* Goal:
Repeat the material exactly, leaving nothing out.

• • • •

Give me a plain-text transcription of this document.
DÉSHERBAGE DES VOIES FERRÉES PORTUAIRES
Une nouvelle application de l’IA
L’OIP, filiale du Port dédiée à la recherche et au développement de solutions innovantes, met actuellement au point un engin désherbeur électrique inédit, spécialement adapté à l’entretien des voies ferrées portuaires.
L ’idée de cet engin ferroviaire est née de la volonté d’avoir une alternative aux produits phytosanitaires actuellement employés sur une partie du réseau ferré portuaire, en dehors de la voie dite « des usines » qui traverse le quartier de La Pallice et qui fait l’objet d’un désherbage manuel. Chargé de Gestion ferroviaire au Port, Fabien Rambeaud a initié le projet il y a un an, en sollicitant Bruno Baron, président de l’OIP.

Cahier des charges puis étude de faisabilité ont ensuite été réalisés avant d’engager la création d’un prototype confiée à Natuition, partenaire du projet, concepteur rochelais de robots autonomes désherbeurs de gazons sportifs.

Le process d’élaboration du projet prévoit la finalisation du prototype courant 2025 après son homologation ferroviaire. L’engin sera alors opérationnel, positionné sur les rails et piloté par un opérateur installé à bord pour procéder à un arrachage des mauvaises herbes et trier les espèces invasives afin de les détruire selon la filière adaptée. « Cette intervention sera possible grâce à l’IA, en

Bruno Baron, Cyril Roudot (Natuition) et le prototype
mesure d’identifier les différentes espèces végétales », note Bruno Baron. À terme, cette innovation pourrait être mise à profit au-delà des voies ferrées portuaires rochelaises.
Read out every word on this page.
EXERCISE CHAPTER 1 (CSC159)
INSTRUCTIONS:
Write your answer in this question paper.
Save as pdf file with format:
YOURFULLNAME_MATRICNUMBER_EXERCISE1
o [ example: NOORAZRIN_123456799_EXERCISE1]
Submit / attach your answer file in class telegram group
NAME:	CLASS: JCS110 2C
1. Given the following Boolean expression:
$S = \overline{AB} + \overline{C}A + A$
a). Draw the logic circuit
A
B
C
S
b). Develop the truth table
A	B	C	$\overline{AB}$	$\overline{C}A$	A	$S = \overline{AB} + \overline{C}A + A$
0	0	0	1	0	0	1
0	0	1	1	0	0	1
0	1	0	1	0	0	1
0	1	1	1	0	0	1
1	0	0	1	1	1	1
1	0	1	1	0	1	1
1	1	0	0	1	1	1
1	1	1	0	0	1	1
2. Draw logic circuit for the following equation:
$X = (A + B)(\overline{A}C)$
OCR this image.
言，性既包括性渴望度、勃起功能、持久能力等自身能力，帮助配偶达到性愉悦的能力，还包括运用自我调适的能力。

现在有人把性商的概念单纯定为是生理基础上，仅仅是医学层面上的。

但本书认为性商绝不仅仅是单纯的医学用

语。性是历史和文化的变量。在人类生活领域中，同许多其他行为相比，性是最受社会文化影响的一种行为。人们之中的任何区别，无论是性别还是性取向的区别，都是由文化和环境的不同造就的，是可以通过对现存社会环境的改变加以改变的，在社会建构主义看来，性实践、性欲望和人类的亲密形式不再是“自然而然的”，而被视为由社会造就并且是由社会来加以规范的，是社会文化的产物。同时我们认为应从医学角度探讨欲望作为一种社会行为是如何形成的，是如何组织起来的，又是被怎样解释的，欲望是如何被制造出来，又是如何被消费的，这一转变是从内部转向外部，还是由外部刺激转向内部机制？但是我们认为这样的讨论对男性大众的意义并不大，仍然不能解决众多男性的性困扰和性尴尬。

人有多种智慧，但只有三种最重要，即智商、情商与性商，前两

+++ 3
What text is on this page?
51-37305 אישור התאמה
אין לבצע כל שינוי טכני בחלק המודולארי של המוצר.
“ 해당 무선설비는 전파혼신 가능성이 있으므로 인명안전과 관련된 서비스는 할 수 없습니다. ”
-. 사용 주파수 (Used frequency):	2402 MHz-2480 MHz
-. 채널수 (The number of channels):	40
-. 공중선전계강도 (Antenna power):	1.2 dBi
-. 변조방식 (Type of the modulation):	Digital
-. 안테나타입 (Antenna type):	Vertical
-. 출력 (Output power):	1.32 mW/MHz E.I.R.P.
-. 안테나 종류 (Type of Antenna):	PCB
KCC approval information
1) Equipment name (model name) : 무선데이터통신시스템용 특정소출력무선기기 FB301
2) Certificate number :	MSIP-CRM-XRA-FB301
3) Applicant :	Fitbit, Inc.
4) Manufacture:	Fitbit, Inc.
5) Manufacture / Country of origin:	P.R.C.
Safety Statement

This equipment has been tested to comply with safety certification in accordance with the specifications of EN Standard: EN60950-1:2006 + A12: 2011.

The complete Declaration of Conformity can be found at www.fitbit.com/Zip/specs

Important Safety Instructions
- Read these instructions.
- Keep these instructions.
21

• • • •

* Written response:
Give me a plain-text transcription of this document.
DÉSHERBAGE DES VOIES FERRÉES PORTUAIRES
Une nouvelle application de l’IA
L’OIP, filiale du Port dédiée à la recherche et au développement de solutions innovantes, met actuellement au point un engin désherbeur électrique inédit, spécialement adapté à l’entretien des voies ferrées portuaires.
L ’idée de cet engin ferroviaire est née de la volonté d’avoir une alternative aux produits phytosanitaires actuellement employés sur une partie du réseau ferré portuaire, en dehors de la voie dite « des usines » qui traverse le quartier de La Pallice et qui fait l’objet d’un désherbage manuel. Chargé de Gestion ferroviaire au Port, Fabien Rambeaud a initié le projet il y a un an, en sollicitant Bruno Baron, président de l’OIP.

Cahier des charges puis étude de faisabilité ont ensuite été réalisés avant d’engager la création d’un prototype confiée à Natuition, partenaire du projet, concepteur rochelais de robots autonomes désherbeurs de gazons sportifs.

Le process d’élaboration du projet prévoit la finalisation du prototype courant 2025 après son homologation ferroviaire. L’engin sera alors opérationnel, positionné sur les rails et piloté par un opérateur installé à bord pour procéder à un arrachage des mauvaises herbes et trier les espèces invasives afin de les détruire selon la filière adaptée. « Cette intervention sera possible grâce à l’IA, en

Bruno Baron, Cyril Roudot (Natuition) et le prototype
mesure d’identifier les différentes espèces végétales », note Bruno Baron. À terme, cette innovation pourrait être mise à profit au-delà des voies ferrées portuaires rochelaises.
Read out every word on this page.
EXERCISE CHAPTER 1 (CSC159)
INSTRUCTIONS:
Write your answer in this question paper.
Save as pdf file with format:
YOURFULLNAME_MATRICNUMBER_EXERCISE1
o [ example: NOORAZRIN_123456799_EXERCISE1]
Submit / attach your answer file in class telegram group
NAME:	CLASS: JCS110 2C
1. Given the following Boolean expression:
$S = \overline{AB} + \overline{C}A + A$
a). Draw the logic circuit
A
B
C
S
b). Develop the truth table
A	B	C	$\overline{AB}$	$\overline{C}A$	A	$S = \overline{AB} + \overline{C}A + A$
0	0	0	1	0	0	1
0	0	1	1	0	0	1
0	1	0	1	0	0	1
0	1	1	1	0	0	1
1	0	0	1	1	1	1
1	0	1	1	0	1	1
1	1	0	0	1	1	1
1	1	1	0	0	1	1
2. Draw logic circuit for the following equation:
$X = (A + B)(\overline{A}C)$
OCR this image.
言，性既包括性渴望度、勃起功能、持久能力等自身能力，帮助配偶达到性愉悦的能力，还包括运用自我调适的能力。

现在有人把性商的概念单纯定为是生理基础上，仅仅是医学层面上的。

但本书认为性商绝不仅仅是单纯的医学用

语。性是历史和文化的变量。在人类生活领域中，同许多其他行为相比，性是最受社会文化影响的一种行为。人们之中的任何区别，无论是性别还是性取向的区别，都是由文化和环境的不同造就的，是可以通过对现存社会环境的改变加以改变的，在社会建构主义看来，性实践、性欲望和人类的亲密形式不再是“自然而然的”，而被视为由社会造就并且是由社会来加以规范的，是社会文化的产物。同时我们认为应从医学角度探讨欲望作为一种社会行为是如何形成的，是如何组织起来的，又是被怎样解释的，欲望是如何被制造出来，又是如何被消费的，这一转变是从内部转向外部，还是由外部刺激转向内部机制？但是我们认为这样的讨论对男性大众的意义并不大，仍然不能解决众多男性的性困扰和性尴尬。

人有多种智慧，但只有三种最重要，即智商、情商与性商，前两

+++ 3
What text is on this page?
51-37305 אישור התאמה
אין לבצע כל שינוי טכני בחלק המודולארי של המוצר.
“ 해당 무선설비는 전파혼신 가능성이 있으므로 인명안전과 관련된 서비스는 할 수 없습니다. ”
-. 사용 주파수 (Used frequency):	2402 MHz-2480 MHz
-. 채널수 (The number of channels):	40
-. 공중선전계강도 (Antenna power):	1.2 dBi
-. 변조방식 (Type of the modulation):	Digital
-. 안테나타입 (Antenna type):	Vertical
-. 출력 (Output power):	1.32 mW/MHz E.I.R.P.
-. 안테나 종류 (Type of Antenna):	PCB
KCC approval information
1) Equipment name (model name) : 무선데이터통신시스템용 특정소출력무선기기 FB301
2) Certificate number :	MSIP-CRM-XRA-FB301
3) Applicant :	Fitbit, Inc.
4) Manufacture:	Fitbit, Inc.
5) Manufacture / Country of origin:	P.R.C.
Safety Statement

This equipment has been tested to comply with safety certification in accordance with the specifications of EN Standard: EN60950-1:2006 + A12: 2011.

The complete Declaration of Conformity can be found at www.fitbit.com/Zip/specs

Important Safety Instructions
- Read these instructions.
- Keep these instructions.
21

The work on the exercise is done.